You are viewing a plain text version of this content. The canonical link for it is here.
Posted to commits@spark.apache.org by li...@apache.org on 2018/09/27 00:47:09 UTC
spark git commit: [SPARK-25454][SQL] add a new config for picking minimum precision for integral literals

Repository: spark
Updated Branches:
  refs/heads/master 51540c2fa -> d0990e3df


[SPARK-25454][SQL] add a new config for picking minimum precision for integral literals

## What changes were proposed in this pull request?

https://github.com/apache/spark/pull/20023 proposed to allow precision lose during decimal operations, to reduce the possibilities of overflow. This is a behavior change and is protected by the DECIMAL_OPERATIONS_ALLOW_PREC_LOSS config. However, that PR introduced another behavior change: pick a minimum precision for integral literals, which is not protected by a config. This PR add a new config for it: `spark.sql.literal.pickMinimumPrecision`.

This can allow users to work around issue in SPARK-25454, which is caused by a long-standing bug of negative scale.

## How was this patch tested?

a new test

Closes #22494 from cloud-fan/decimal.

Authored-by: Wenchen Fan <we...@databricks.com>
Signed-off-by: gatorsmile <ga...@gmail.com>


Project: http://git-wip-us.apache.org/repos/asf/spark/repo
Commit: http://git-wip-us.apache.org/repos/asf/spark/commit/d0990e3d
Tree: http://git-wip-us.apache.org/repos/asf/spark/tree/d0990e3d
Diff: http://git-wip-us.apache.org/repos/asf/spark/diff/d0990e3d

Branch: refs/heads/master
Commit: d0990e3dfee752a6460a6360e1a773138364d774
Parents: 51540c2
Author: Wenchen Fan <we...@databricks.com>
Authored: Wed Sep 26 17:47:05 2018 -0700
Committer: gatorsmile <ga...@gmail.com>
Committed: Wed Sep 26 17:47:05 2018 -0700

----------------------------------------------------------------------
 .../spark/sql/catalyst/analysis/DecimalPrecision.scala   | 10 ++++++----
 .../scala/org/apache/spark/sql/internal/SQLConf.scala    | 11 +++++++++++
 .../test/scala/org/apache/spark/sql/SQLQuerySuite.scala  |  7 +++++++
 3 files changed, 24 insertions(+), 4 deletions(-)

* [Required actions]:
1 > Answer these from the commit notice:
(a) What is the name of the new config added by this change?
(b) How many files were changed?
(c) What pull request number does the change close?
2 > Transcribe the commit notice between "## What changes" and "of negative scale.", inclusive.
The listing that follows has no connection to the commit notice.

* [Data records]:
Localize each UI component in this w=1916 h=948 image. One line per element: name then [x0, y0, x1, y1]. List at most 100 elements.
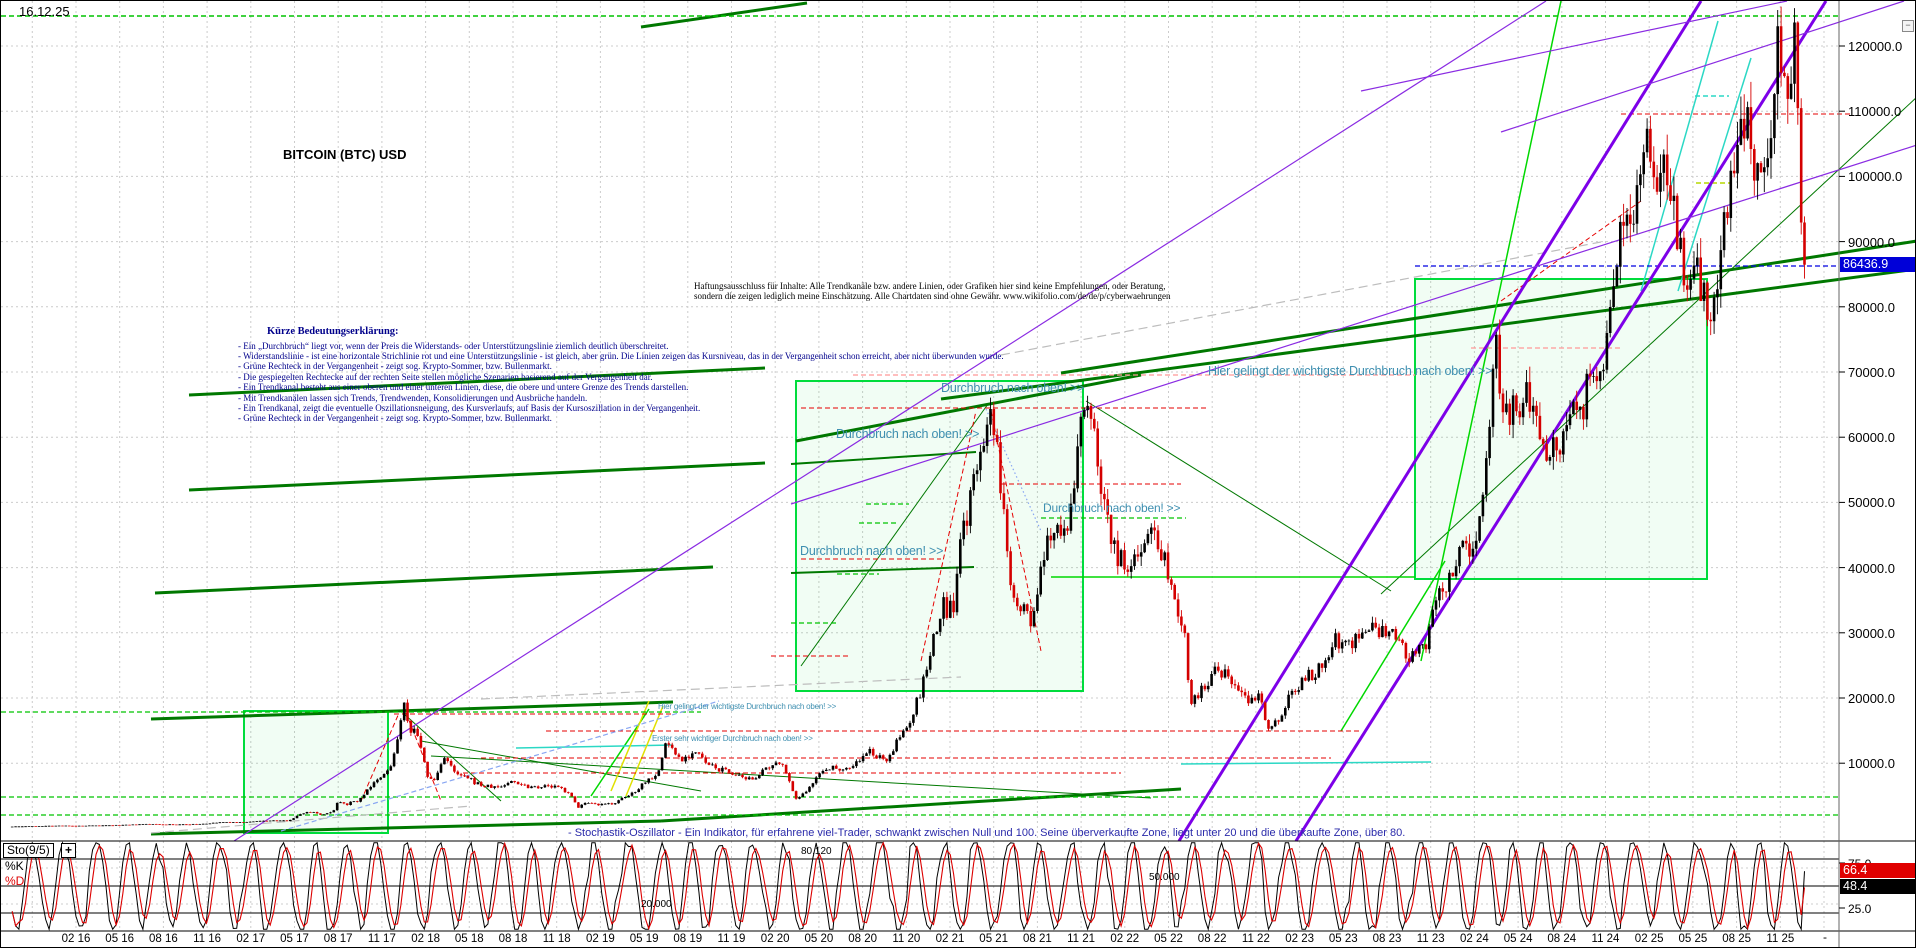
- date-label: 11 22: [1241, 933, 1270, 945]
- date-label: 08 23: [1372, 933, 1402, 945]
- overlay-gray: [150, 805, 472, 834]
- overlay-dgreen: [150, 700, 674, 721]
- price-tick-label: 50000.0: [1848, 495, 1895, 511]
- page-title: BITCOIN (BTC) USD: [283, 147, 407, 162]
- price-tick-label: 120000.0: [1848, 39, 1903, 54]
- overlay-dgreen: [420, 740, 702, 792]
- overlay-dgreen: [430, 755, 1152, 799]
- overlay-turq: [515, 744, 674, 749]
- date-label: 05 19: [629, 933, 659, 945]
- overlay-turq: [1677, 57, 1752, 292]
- date-label: 08 25: [1722, 933, 1751, 945]
- date-label: 11 24: [1591, 933, 1620, 945]
- date-label: 05 16: [105, 933, 135, 945]
- date-label: 02 18: [411, 933, 440, 945]
- axis-minus-button[interactable]: -: [1823, 930, 1827, 944]
- overlay-dgreen: [940, 267, 1915, 401]
- price-tick-label: 30000.0: [1848, 625, 1895, 641]
- overlay-dgreen: [150, 819, 662, 836]
- price-tick-label: 70000.0: [1848, 365, 1895, 380]
- breakout-annotation: Hier gelingt der wichtigste Durchbruch n…: [1208, 364, 1493, 378]
- legend-line: - Grüne Rechteck in der Vergangenheit - …: [238, 361, 552, 372]
- breakout-annotation: Hier gelingt der wichtigste Durchbruch n…: [658, 702, 837, 711]
- breakout-annotation: Durchbruch nach oben! >>: [800, 544, 944, 558]
- price-tick-label: 90000.0: [1848, 234, 1895, 250]
- gridlines: [1, 1, 1839, 931]
- legend-line: - Widerstandslinie - ist eine horizontal…: [238, 350, 1004, 361]
- date-label: 02 19: [586, 933, 615, 945]
- date-label: 05 23: [1328, 933, 1358, 945]
- overlay-dgreen: [154, 565, 714, 595]
- date-label: 11 17: [367, 933, 396, 945]
- overlay-lime: [1340, 560, 1446, 732]
- date-label: 11 25: [1766, 933, 1795, 945]
- date-label: 05 24: [1503, 933, 1533, 945]
- legend-line: - Die gespiegelten Rechtecke auf der rec…: [238, 371, 653, 382]
- overlay-dgreen: [800, 403, 989, 667]
- percent-d-line: [11, 841, 1806, 931]
- overlay-violet: [790, 145, 1915, 505]
- overlay-dgreen: [790, 566, 975, 574]
- overlay-violet: [1500, 1, 1905, 133]
- overlay-dgreen: [1380, 98, 1915, 595]
- legend-line: - Ein „Durchbruch“ liegt vor, wenn der P…: [238, 340, 669, 351]
- collapse-pane-button[interactable]: −: [1902, 20, 1914, 32]
- legend-line: - Mit Trendkanälen lassen sich Trends, T…: [238, 392, 588, 403]
- price-tick-label: 80000.0: [1848, 299, 1895, 315]
- overlay-yellow: [610, 700, 650, 792]
- legend-title: Kürze Bedeutungserklärung:: [267, 326, 399, 337]
- date-label: 11 21: [1067, 933, 1096, 945]
- indicator-expand-button[interactable]: +: [61, 843, 76, 858]
- date-label: 08 22: [1197, 933, 1227, 945]
- osc-zone-label: 20.000: [641, 899, 672, 910]
- overlay-dgreen: [795, 373, 1142, 443]
- chart-date: 16.12.25: [19, 4, 70, 19]
- date-label: 08 24: [1547, 933, 1577, 945]
- overlay-violet: [1360, 1, 1788, 92]
- k-value-badge: 66.4: [1840, 863, 1915, 879]
- disclaimer-line-2: sondern die zeigen lediglich meine Einsc…: [694, 290, 1171, 301]
- breakout-annotation: Durchbruch nach oben! >>: [941, 381, 1085, 395]
- date-label: 05 18: [454, 933, 484, 945]
- legend-line: - Ein Trendkanal besteht aus einer obere…: [238, 382, 689, 393]
- overlay-dgreen: [188, 461, 766, 492]
- date-label: 02 22: [1110, 933, 1140, 945]
- date-label: 08 20: [848, 933, 877, 945]
- osc-axis-label: 25.0: [1848, 902, 1872, 916]
- price-tick-label: 40000.0: [1848, 560, 1895, 576]
- osc-zone-label: 80.120: [801, 846, 832, 857]
- overlay-lblue: [280, 700, 720, 832]
- date-label: 02 20: [760, 933, 790, 945]
- overlay-dgreen: [640, 1, 808, 29]
- overlay-turq: [1640, 20, 1719, 292]
- stochastic-plot: [1, 841, 1839, 932]
- price-tick-label: 60000.0: [1848, 430, 1895, 446]
- date-label: 11 23: [1416, 933, 1445, 945]
- d-value-badge: 48.4: [1840, 879, 1915, 895]
- breakout-annotation: Durchbruch nach oben! >>: [836, 427, 980, 441]
- indicator-label[interactable]: Sto(9/5): [3, 843, 54, 858]
- disclaimer: Haftungsausschluss für Inhalte: Alle Tre…: [694, 281, 1171, 301]
- breakout-annotation: Erster sehr wichtiger Durchbruch nach ob…: [652, 734, 813, 743]
- breakout-annotation: Durchbruch nach oben! >>: [1043, 501, 1181, 515]
- date-label: 08 21: [1023, 933, 1052, 945]
- overlay-lime: [1420, 1, 1562, 662]
- date-label: 05 25: [1678, 933, 1708, 945]
- date-label: 08 18: [498, 933, 528, 945]
- d-series-label: %D: [5, 874, 25, 888]
- date-label: 02 25: [1634, 933, 1664, 945]
- date-label: 05 21: [979, 933, 1009, 945]
- k-series-label: %K: [5, 859, 24, 873]
- date-label: 05 22: [1154, 933, 1183, 945]
- overlay-dgreen: [1085, 400, 1392, 592]
- price-tick-label: 110000.0: [1848, 104, 1902, 120]
- overlay-dgreen: [188, 366, 766, 397]
- current-price-badge: 86436.9: [1840, 256, 1915, 272]
- date-label: 02 16: [61, 933, 91, 945]
- overlay-red: [920, 410, 977, 662]
- price-tick-label: 10000.0: [1848, 756, 1895, 772]
- overlay-dgreen: [660, 787, 1182, 823]
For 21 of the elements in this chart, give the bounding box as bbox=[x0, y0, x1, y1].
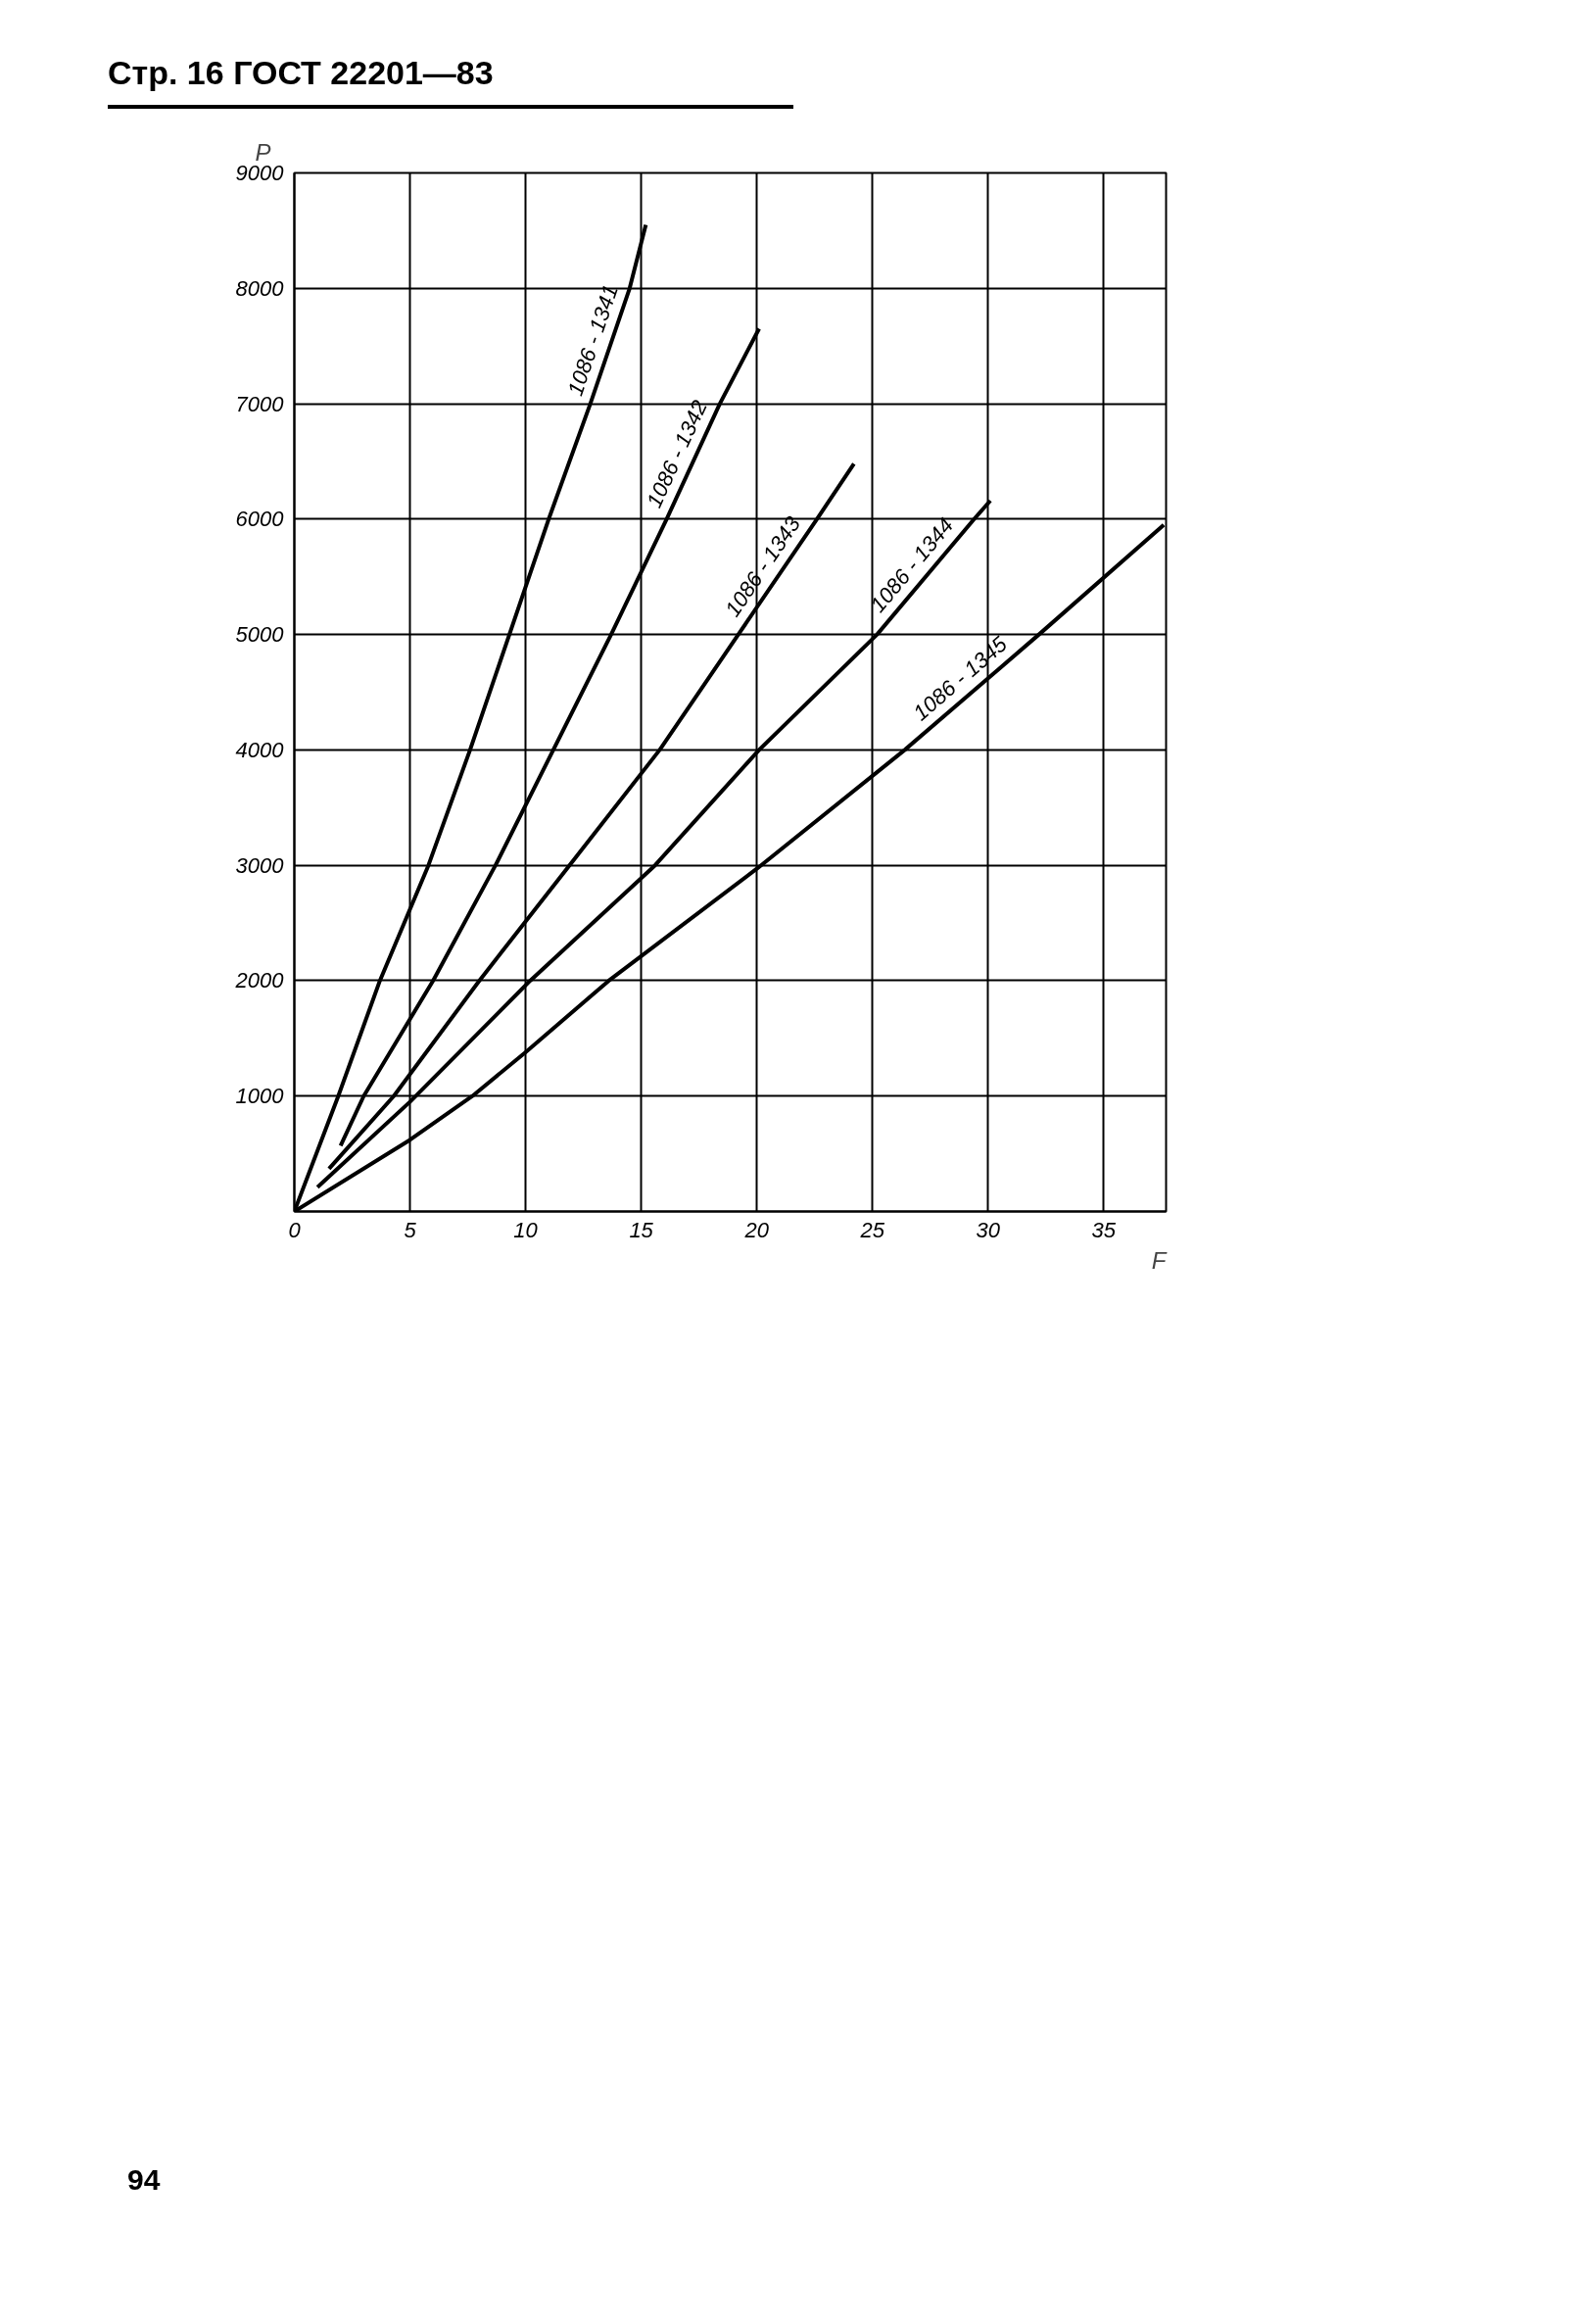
y-tick-label: 5000 bbox=[235, 621, 285, 647]
text: 94 bbox=[127, 2161, 161, 2198]
text: 1086 - 1342 bbox=[641, 396, 712, 511]
y-tick-label: 2000 bbox=[234, 968, 285, 993]
y-tick-label: 3000 bbox=[235, 852, 285, 878]
x-tick-label: 0 bbox=[288, 1217, 302, 1242]
x-tick-label: 25 bbox=[859, 1217, 885, 1242]
x-tick-label: 35 bbox=[1091, 1217, 1117, 1242]
x-tick-label: 10 bbox=[513, 1217, 539, 1242]
x-tick-label: 30 bbox=[976, 1217, 1001, 1242]
x-tick-label: 5 bbox=[404, 1217, 417, 1242]
x-tick-label: 15 bbox=[629, 1217, 654, 1242]
y-tick-label: 6000 bbox=[235, 506, 285, 531]
y-tick-label: 8000 bbox=[235, 275, 285, 301]
y-tick-label: 7000 bbox=[235, 391, 285, 416]
y-tick-label: 4000 bbox=[235, 737, 285, 762]
text: 1086 - 1341 bbox=[562, 281, 623, 399]
chart-title: Стр. 16 ГОСТ 22201—83 bbox=[108, 53, 494, 93]
y-tick-label: 1000 bbox=[235, 1083, 285, 1108]
x-tick-label: 20 bbox=[743, 1217, 770, 1242]
x-axis-title: F bbox=[1151, 1246, 1168, 1274]
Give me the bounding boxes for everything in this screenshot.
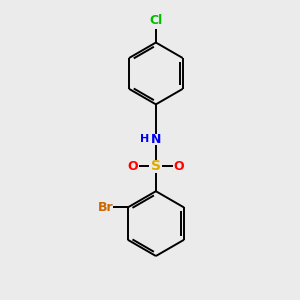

* [Problem solutions]:
1 >
(a) `spark.sql.literal.pickMinimumPrecision`
(b) 3
(c) #22494

2 >
## What changes were proposed in this pull request?

https://github.com/apache/spark/pull/20023 proposed to allow precision lose during decimal operations, to reduce the possibilities of overflow. This is a behavior change and is protected by the DECIMAL_OPERATIONS_ALLOW_PREC_LOSS config. However, that PR introduced another behavior change: pick a minimum precision for integral literals, which is not protected by a config. This PR add a new config for it: `spark.sql.literal.pickMinimumPrecision`.

This can allow users to work around issue in SPARK-25454, which is caused by a long-standing bug of negative scale.